STATED GOAL.
Using the records provided below, locate and copy each line that contains the word "true".

## BEGIN EXTRACTED DATA

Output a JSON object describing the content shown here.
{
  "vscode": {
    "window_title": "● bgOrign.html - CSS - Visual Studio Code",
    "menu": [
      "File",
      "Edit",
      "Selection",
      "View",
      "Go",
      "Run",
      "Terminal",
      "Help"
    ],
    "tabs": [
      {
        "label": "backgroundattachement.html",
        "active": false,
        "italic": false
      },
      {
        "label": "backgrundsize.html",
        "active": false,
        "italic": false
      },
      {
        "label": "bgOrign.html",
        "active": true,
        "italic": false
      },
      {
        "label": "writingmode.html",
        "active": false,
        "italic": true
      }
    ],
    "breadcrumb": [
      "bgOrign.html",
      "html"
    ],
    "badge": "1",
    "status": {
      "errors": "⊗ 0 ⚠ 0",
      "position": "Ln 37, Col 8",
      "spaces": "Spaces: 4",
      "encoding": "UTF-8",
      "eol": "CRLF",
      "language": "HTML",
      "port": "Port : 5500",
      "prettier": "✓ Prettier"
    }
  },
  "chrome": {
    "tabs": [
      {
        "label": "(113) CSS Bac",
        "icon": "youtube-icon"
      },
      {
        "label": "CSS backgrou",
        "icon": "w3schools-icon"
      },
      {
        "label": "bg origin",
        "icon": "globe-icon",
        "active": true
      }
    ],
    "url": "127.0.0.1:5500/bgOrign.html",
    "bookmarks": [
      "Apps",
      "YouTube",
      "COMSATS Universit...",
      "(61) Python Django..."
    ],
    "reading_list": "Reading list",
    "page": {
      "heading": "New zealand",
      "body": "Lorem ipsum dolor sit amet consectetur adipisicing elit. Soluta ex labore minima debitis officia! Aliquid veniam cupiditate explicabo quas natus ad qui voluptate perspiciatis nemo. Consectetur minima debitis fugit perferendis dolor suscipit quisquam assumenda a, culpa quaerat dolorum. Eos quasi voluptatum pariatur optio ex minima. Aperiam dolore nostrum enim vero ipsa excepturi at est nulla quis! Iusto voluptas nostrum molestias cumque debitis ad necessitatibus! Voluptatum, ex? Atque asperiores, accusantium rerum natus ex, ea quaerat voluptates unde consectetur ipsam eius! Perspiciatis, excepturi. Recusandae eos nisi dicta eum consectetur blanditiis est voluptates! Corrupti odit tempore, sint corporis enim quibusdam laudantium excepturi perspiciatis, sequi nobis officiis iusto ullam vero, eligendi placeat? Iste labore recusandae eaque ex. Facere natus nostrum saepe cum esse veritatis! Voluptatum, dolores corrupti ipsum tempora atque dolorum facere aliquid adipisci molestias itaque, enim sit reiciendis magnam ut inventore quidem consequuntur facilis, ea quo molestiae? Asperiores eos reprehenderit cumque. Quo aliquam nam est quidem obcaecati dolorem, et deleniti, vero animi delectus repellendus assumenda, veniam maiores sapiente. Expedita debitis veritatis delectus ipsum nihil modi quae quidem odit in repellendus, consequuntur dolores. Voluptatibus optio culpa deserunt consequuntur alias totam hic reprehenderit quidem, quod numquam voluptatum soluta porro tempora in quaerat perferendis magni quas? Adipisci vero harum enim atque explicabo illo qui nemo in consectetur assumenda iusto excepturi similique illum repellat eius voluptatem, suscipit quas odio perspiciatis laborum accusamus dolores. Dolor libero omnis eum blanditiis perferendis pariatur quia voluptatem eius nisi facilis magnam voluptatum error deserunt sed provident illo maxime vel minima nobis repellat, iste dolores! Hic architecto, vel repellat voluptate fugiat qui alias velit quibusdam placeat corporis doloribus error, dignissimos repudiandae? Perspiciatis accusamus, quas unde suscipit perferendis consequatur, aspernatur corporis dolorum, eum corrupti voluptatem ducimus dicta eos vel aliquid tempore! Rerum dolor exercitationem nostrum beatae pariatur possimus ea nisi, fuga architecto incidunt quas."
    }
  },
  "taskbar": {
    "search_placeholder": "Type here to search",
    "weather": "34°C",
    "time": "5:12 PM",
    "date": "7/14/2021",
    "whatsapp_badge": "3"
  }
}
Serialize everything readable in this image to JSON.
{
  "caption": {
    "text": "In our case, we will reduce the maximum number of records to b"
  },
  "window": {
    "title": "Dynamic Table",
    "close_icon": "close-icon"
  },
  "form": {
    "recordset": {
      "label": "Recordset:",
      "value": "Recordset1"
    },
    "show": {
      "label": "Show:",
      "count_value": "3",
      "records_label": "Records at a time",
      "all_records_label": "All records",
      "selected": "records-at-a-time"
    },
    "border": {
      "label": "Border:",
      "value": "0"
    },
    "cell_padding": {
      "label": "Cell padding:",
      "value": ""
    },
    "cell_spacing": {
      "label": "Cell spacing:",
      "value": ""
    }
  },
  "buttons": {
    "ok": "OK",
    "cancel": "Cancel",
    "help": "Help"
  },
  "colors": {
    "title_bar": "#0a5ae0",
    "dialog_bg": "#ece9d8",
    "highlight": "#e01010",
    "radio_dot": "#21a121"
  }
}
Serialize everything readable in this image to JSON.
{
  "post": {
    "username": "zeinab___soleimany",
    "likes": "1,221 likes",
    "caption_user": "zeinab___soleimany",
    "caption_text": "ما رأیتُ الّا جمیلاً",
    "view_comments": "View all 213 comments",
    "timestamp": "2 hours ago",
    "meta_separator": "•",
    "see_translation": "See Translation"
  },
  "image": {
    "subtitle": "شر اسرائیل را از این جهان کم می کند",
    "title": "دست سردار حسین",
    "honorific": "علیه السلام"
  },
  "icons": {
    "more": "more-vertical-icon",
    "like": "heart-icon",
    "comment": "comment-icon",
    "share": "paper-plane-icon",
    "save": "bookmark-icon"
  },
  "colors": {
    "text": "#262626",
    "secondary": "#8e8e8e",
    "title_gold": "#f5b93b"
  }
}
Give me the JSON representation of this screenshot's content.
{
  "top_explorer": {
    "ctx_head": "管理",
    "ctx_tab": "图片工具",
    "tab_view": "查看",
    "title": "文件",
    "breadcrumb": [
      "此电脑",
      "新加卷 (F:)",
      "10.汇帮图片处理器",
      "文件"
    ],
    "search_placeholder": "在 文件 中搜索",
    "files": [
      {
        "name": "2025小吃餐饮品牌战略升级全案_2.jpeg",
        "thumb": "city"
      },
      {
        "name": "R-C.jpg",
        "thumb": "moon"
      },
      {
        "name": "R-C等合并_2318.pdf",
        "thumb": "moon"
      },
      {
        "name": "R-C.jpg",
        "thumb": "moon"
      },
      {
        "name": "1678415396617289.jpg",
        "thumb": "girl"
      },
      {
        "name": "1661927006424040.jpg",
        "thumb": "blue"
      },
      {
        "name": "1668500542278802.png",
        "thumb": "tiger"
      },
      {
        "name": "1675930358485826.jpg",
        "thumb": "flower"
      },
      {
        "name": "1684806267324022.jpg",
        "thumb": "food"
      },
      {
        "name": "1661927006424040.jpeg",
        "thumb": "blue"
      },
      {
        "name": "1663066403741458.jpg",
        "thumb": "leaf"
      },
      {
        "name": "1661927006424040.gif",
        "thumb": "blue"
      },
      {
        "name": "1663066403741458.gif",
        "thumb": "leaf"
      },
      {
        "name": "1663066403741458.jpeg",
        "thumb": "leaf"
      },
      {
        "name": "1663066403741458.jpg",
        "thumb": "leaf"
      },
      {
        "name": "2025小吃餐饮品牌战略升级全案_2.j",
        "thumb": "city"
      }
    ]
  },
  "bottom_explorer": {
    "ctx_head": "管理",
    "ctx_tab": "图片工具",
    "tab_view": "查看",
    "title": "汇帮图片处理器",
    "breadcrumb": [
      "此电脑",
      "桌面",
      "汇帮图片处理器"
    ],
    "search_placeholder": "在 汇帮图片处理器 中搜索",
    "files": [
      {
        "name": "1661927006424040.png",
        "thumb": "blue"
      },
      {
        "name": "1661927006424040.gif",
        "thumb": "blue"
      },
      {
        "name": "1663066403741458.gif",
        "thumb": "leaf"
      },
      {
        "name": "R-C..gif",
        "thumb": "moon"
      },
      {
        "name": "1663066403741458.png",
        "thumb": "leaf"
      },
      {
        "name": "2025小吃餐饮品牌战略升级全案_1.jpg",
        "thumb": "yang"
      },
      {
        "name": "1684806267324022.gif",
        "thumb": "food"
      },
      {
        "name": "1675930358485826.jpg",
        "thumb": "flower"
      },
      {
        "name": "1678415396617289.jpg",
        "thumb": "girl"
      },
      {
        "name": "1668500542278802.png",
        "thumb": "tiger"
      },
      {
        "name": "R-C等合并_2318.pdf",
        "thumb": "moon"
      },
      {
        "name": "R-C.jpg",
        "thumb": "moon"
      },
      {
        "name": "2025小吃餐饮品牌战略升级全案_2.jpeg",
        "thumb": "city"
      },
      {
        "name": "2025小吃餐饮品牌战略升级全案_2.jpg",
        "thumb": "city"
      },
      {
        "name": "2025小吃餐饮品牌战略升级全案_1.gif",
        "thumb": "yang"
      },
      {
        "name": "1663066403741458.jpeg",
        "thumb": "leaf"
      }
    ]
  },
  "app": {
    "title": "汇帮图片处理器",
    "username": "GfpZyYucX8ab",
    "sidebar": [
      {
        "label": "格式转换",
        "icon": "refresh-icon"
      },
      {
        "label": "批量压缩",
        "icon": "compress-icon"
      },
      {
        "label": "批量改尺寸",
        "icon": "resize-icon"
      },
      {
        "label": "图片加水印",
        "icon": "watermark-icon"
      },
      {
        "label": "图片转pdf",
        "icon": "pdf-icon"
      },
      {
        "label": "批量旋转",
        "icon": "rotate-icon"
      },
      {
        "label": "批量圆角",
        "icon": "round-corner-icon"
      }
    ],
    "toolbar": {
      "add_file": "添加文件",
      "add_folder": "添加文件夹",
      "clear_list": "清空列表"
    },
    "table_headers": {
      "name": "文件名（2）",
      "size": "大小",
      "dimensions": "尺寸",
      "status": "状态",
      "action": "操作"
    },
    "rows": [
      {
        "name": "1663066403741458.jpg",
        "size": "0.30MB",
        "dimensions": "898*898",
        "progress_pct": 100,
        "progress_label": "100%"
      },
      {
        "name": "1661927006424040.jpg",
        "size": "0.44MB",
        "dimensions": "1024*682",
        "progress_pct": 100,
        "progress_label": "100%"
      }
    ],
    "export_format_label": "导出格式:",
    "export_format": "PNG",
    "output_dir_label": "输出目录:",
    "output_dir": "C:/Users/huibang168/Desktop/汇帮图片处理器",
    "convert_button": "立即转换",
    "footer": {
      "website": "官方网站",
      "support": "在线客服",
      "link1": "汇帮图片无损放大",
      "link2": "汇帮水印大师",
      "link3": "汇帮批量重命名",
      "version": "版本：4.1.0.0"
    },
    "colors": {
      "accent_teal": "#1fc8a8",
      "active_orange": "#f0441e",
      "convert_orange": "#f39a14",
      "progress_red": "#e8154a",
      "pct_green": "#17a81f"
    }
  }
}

## END EXTRACTED DATA

SOLUTION TO THIS EXERCISE.
        "active": true,
        "italic": true
        "active": true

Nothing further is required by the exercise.